→ **What you will do**: Work through the data and report how many lines include the string "reason", giving the number alone.
======== Given entries ========
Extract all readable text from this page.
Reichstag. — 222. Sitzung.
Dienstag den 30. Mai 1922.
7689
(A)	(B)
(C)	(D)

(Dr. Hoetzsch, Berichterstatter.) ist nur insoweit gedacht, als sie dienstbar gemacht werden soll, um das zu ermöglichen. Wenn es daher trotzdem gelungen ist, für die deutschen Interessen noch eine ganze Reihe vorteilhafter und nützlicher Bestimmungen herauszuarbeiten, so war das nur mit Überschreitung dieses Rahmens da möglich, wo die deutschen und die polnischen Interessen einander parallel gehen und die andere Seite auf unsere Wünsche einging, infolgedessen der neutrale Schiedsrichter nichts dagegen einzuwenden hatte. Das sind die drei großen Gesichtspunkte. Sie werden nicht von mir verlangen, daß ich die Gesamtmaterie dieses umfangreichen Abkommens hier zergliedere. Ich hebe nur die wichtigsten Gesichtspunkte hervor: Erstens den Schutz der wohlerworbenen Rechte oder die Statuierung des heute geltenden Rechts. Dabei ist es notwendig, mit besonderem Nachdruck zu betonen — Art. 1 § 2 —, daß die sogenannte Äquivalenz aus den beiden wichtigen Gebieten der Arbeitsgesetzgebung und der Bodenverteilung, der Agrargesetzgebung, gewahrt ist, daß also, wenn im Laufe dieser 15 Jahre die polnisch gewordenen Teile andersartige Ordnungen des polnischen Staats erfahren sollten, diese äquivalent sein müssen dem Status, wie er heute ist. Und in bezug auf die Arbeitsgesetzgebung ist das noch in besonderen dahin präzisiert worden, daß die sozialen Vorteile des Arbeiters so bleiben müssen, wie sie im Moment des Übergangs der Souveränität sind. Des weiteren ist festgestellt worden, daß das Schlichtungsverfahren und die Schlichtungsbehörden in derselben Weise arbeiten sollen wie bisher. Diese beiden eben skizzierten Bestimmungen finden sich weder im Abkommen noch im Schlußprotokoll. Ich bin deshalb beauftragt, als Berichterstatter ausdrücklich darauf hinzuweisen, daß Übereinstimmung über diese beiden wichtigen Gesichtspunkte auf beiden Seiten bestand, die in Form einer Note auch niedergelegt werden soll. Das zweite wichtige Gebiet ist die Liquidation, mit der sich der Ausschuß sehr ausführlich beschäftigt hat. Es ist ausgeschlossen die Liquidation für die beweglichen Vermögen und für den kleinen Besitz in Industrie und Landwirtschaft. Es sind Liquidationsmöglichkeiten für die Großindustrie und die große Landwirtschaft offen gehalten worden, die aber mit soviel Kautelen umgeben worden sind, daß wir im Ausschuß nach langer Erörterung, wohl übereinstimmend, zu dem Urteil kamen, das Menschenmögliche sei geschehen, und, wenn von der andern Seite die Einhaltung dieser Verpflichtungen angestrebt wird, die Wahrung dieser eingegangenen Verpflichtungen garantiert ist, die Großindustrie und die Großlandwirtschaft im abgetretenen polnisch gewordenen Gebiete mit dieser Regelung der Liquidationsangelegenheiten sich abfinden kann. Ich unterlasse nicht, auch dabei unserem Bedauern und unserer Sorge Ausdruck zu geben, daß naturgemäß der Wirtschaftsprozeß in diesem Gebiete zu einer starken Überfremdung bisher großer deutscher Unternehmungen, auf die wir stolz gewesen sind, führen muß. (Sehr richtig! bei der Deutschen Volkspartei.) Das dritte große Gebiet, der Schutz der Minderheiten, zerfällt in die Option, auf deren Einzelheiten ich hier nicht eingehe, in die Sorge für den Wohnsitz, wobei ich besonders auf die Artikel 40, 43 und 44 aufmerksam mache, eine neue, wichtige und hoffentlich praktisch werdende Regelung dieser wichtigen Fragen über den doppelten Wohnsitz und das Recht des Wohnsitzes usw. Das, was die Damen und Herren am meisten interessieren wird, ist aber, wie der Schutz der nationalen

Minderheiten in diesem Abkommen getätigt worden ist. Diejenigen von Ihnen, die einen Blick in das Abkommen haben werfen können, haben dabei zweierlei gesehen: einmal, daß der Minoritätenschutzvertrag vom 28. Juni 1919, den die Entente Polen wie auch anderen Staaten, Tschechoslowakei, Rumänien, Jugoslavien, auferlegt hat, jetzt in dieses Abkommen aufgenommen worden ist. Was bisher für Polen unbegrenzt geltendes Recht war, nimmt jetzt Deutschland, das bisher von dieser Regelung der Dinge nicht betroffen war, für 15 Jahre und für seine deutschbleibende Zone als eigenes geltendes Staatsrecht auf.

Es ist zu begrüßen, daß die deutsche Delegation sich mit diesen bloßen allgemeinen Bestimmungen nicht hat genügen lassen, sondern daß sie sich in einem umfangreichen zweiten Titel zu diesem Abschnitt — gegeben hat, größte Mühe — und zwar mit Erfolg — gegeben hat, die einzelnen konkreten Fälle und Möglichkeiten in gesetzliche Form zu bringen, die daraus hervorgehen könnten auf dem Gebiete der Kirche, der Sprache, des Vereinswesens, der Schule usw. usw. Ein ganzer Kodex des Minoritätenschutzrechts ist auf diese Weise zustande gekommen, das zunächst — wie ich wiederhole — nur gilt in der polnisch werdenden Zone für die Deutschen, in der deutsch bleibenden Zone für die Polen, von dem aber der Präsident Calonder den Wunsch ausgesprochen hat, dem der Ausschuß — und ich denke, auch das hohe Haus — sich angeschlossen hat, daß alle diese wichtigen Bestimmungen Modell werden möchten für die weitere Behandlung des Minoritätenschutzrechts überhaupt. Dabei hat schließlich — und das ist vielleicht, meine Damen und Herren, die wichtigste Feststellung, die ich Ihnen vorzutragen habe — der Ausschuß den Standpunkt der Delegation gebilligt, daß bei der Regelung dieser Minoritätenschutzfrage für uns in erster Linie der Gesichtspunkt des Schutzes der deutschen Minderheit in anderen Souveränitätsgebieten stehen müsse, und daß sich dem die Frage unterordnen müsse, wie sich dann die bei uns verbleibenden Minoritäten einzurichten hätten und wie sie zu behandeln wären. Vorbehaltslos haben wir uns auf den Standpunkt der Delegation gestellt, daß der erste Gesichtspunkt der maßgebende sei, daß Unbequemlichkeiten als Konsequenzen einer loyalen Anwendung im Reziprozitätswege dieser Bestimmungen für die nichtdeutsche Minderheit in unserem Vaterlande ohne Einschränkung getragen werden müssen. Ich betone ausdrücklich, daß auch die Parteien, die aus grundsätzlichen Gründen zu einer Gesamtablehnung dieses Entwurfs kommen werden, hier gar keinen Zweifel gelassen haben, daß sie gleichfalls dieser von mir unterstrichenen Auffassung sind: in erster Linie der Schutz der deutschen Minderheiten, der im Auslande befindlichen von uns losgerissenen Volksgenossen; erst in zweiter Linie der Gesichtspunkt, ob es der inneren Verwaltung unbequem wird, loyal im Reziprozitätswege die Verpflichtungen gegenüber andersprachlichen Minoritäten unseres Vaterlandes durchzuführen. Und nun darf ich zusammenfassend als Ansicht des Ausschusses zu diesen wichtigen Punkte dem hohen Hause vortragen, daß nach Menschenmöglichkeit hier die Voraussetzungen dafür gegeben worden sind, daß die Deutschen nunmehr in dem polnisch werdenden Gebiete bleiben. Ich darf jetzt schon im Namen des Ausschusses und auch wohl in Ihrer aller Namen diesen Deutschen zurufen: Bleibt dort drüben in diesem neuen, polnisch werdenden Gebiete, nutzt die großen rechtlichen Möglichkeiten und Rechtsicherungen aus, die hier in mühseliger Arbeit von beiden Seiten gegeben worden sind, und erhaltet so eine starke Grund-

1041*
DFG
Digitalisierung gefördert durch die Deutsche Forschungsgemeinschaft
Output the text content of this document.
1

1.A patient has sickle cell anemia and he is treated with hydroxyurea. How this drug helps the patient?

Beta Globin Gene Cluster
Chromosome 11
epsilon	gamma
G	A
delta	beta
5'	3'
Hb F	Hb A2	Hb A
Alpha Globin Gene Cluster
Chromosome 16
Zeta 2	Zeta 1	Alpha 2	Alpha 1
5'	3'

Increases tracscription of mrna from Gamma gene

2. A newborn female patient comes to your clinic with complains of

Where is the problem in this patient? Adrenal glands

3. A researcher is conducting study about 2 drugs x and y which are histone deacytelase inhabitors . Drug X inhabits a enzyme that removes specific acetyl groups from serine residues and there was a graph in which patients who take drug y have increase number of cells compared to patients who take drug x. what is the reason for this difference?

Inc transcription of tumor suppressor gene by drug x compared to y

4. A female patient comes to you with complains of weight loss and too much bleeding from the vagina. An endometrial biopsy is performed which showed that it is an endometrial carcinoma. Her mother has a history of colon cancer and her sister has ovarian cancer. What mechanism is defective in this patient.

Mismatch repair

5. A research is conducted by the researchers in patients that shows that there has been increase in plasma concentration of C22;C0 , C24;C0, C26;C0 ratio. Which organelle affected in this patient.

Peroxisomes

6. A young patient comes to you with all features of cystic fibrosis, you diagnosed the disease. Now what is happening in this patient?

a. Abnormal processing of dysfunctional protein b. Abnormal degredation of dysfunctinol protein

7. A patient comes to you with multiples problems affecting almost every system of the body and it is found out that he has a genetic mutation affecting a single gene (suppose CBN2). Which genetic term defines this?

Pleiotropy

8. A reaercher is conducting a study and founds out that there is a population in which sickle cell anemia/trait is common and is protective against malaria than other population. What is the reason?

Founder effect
========
→ **Answer section**: 2